— Start —

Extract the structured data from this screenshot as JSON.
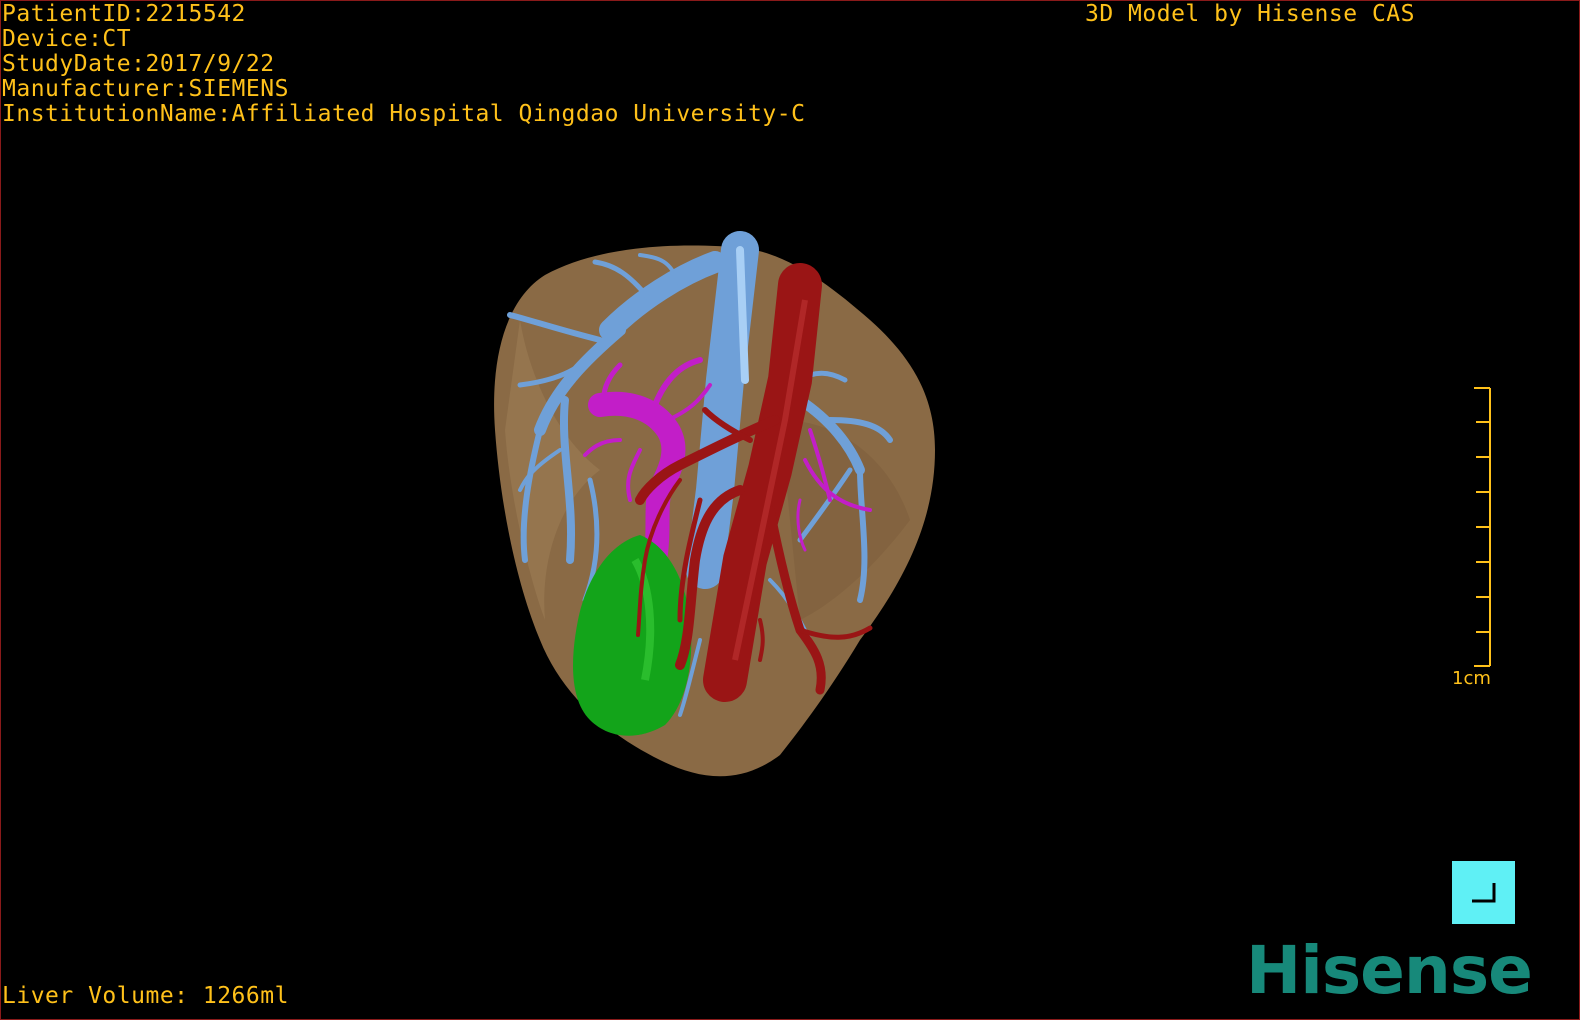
{
  "info": {
    "patient_id": "PatientID:2215542",
    "device": "Device:CT",
    "study_date": "StudyDate:2017/9/22",
    "manufacturer": "Manufacturer:SIEMENS",
    "institution": "InstitutionName:Affiliated Hospital Qingdao University-C"
  },
  "credit": "3D Model by Hisense CAS",
  "volume": "Liver Volume: 1266ml",
  "scale": {
    "label": "1cm",
    "unit_length": "1cm"
  },
  "logo": "Hisense",
  "colors": {
    "text": "#ffc11a",
    "liver": "#8a6a45",
    "portal_vein": "#6fa0d8",
    "hepatic_artery": "#9a1515",
    "bile_duct": "#c21ec8",
    "gallbladder": "#13a41a",
    "orient_button": "#5ff0f5",
    "logo": "#17897a"
  },
  "icons": {
    "orientation": "orientation-reset-icon"
  }
}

— End —

→ Goal of the exercise: Give the data above again in full and unchanged, skipping the pictures.

→ Output below:
Extract the structured data from this screenshot as JSON.
{
  "info": {
    "patient_id": "PatientID:2215542",
    "device": "Device:CT",
    "study_date": "StudyDate:2017/9/22",
    "manufacturer": "Manufacturer:SIEMENS",
    "institution": "InstitutionName:Affiliated Hospital Qingdao University-C"
  },
  "credit": "3D Model by Hisense CAS",
  "volume": "Liver Volume: 1266ml",
  "scale": {
    "label": "1cm",
    "unit_length": "1cm"
  },
  "logo": "Hisense",
  "colors": {
    "text": "#ffc11a",
    "liver": "#8a6a45",
    "portal_vein": "#6fa0d8",
    "hepatic_artery": "#9a1515",
    "bile_duct": "#c21ec8",
    "gallbladder": "#13a41a",
    "orient_button": "#5ff0f5",
    "logo": "#17897a"
  },
  "icons": {
    "orientation": "orientation-reset-icon"
  }
}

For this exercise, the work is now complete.